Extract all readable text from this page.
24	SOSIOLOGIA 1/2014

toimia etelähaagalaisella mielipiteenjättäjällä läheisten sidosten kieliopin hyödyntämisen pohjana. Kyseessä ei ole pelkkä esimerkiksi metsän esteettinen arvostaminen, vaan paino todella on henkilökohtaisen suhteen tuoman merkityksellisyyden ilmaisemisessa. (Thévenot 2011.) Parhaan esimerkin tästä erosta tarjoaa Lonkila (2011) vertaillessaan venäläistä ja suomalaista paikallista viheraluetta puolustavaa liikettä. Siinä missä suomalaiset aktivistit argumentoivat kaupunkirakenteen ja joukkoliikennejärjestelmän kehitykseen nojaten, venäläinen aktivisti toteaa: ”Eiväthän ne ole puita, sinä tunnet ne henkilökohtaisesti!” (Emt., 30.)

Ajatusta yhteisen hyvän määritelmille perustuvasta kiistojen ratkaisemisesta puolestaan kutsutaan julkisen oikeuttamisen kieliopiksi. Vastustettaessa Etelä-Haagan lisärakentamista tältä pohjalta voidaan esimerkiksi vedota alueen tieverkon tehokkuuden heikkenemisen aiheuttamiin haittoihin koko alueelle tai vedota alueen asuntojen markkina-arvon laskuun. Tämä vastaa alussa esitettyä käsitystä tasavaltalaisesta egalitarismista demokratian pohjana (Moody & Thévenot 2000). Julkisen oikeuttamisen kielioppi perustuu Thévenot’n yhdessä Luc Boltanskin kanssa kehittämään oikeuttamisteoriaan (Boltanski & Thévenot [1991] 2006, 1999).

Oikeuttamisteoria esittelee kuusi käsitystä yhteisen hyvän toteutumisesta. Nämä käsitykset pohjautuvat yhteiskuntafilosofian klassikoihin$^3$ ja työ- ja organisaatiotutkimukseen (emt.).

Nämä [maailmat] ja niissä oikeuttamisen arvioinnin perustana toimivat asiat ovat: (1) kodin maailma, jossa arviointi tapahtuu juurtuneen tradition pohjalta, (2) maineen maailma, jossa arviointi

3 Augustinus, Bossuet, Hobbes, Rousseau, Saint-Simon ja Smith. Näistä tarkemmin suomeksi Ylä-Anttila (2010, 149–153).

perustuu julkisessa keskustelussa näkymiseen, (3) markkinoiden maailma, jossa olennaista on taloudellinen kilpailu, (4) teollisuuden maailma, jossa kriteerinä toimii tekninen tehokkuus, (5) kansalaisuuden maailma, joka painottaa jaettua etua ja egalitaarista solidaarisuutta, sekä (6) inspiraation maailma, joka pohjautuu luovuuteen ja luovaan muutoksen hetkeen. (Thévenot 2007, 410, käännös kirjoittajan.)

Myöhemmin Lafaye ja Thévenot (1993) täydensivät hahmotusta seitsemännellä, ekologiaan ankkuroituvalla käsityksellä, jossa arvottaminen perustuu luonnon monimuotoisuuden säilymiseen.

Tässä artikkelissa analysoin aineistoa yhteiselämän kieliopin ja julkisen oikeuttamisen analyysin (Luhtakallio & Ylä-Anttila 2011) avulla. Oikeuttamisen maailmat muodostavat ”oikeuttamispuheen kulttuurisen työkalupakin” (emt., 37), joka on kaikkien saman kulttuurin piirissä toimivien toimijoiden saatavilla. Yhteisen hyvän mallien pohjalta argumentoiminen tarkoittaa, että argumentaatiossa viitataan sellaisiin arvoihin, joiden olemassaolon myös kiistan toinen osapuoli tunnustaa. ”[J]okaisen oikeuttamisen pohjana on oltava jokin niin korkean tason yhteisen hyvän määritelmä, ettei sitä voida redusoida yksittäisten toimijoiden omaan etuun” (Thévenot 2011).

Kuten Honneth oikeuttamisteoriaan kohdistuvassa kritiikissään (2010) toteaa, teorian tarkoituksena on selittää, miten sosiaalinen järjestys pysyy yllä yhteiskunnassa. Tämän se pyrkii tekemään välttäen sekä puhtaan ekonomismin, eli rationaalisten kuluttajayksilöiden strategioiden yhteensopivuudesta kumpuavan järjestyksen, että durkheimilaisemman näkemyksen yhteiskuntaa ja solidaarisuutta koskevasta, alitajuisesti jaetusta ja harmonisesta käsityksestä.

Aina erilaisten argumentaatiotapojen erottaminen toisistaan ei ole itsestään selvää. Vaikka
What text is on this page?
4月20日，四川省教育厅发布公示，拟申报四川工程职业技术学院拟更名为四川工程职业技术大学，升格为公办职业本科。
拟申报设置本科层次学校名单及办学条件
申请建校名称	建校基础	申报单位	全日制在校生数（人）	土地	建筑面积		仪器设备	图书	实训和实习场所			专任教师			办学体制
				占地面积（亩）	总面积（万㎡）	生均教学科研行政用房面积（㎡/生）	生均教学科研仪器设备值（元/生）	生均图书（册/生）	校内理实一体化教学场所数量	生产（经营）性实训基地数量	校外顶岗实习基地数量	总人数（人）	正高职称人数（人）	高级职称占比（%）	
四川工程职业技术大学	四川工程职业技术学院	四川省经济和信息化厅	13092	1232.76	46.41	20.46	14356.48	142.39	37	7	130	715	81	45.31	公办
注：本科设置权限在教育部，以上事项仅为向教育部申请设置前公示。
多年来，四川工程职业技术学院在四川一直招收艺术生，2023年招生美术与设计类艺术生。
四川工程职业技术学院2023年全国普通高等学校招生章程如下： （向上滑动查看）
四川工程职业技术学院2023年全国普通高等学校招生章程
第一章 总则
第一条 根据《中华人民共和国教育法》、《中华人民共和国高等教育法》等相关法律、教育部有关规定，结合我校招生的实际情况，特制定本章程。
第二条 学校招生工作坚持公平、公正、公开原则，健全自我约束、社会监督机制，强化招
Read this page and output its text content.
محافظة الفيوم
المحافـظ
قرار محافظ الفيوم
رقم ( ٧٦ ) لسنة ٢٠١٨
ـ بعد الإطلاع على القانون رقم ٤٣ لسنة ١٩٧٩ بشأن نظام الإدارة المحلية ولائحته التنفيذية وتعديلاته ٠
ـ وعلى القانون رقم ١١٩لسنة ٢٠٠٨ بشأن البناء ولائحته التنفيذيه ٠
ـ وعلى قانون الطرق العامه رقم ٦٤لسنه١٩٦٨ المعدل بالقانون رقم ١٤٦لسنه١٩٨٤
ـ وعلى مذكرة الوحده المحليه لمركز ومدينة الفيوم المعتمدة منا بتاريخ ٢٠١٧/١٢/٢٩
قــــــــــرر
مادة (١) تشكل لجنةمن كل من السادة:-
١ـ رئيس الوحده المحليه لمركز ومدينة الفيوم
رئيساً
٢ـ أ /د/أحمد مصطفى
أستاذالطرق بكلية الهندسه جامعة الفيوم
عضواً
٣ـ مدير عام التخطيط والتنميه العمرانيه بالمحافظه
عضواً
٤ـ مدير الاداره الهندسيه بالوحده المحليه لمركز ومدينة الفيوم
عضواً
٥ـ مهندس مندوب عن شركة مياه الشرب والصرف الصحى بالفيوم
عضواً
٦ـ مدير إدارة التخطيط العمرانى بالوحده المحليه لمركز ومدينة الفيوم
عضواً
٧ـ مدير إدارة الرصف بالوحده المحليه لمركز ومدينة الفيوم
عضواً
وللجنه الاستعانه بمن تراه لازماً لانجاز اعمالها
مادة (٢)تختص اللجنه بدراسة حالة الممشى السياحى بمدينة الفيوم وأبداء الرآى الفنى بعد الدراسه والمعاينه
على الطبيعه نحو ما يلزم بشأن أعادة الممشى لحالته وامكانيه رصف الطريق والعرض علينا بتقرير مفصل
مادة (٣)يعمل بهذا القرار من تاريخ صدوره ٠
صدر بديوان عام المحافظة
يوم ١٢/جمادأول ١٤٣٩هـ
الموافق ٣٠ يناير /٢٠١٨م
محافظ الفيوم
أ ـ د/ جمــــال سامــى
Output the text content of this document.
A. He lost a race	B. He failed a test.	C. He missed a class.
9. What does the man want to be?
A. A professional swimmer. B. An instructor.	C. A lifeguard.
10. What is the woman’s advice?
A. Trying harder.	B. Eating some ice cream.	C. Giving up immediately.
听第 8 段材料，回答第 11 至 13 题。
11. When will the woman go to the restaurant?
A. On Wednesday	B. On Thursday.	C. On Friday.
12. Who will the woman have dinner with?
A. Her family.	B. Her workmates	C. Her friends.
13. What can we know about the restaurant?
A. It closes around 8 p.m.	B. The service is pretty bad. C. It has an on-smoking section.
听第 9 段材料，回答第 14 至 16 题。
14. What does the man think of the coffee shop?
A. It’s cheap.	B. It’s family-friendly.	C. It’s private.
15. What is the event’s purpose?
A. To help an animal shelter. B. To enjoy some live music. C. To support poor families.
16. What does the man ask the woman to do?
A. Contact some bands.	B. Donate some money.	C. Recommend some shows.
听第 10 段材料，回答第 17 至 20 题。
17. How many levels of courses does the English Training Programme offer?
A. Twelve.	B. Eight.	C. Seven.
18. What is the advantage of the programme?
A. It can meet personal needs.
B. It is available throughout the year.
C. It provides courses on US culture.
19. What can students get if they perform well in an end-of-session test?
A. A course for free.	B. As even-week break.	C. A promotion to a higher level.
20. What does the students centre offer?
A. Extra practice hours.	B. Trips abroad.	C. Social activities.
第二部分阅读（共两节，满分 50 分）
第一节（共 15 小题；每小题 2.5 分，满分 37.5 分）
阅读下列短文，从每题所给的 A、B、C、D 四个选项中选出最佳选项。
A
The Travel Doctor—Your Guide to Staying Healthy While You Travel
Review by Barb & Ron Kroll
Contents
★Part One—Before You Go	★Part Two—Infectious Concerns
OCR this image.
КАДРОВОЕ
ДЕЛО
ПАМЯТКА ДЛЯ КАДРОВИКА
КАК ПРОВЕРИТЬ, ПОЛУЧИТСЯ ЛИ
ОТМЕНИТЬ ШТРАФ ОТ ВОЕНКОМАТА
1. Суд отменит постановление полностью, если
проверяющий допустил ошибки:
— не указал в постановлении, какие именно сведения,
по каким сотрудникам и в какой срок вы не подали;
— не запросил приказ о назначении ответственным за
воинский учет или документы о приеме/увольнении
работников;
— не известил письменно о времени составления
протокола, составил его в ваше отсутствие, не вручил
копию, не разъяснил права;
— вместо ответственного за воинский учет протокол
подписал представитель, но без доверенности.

===============

▶ [WRITTEN TASK]: Return every line of the preceding records in which the word "jossa" appears.

▶ [WRITTEN SOLUTION]:
Nämä [maailmat] ja niissä oikeuttamisen arvioinnin perustana toimivat asiat ovat: (1) kodin maailma, jossa arviointi tapahtuu juurtuneen tradition pohjalta, (2) maineen maailma, jossa arviointi
perustuu julkisessa keskustelussa näkymiseen, (3) markkinoiden maailma, jossa olennaista on taloudellinen kilpailu, (4) teollisuuden maailma, jossa kriteerinä toimii tekninen tehokkuus, (5) kansalaisuuden maailma, joka painottaa jaettua etua ja egalitaarista solidaarisuutta, sekä (6) inspiraation maailma, joka pohjautuu luovuuteen ja luovaan muutoksen hetkeen. (Thévenot 2007, 410, käännös kirjoittajan.)
Myöhemmin Lafaye ja Thévenot (1993) täydensivät hahmotusta seitsemännellä, ekologiaan ankkuroituvalla käsityksellä, jossa arvottaminen perustuu luonnon monimuotoisuuden säilymiseen.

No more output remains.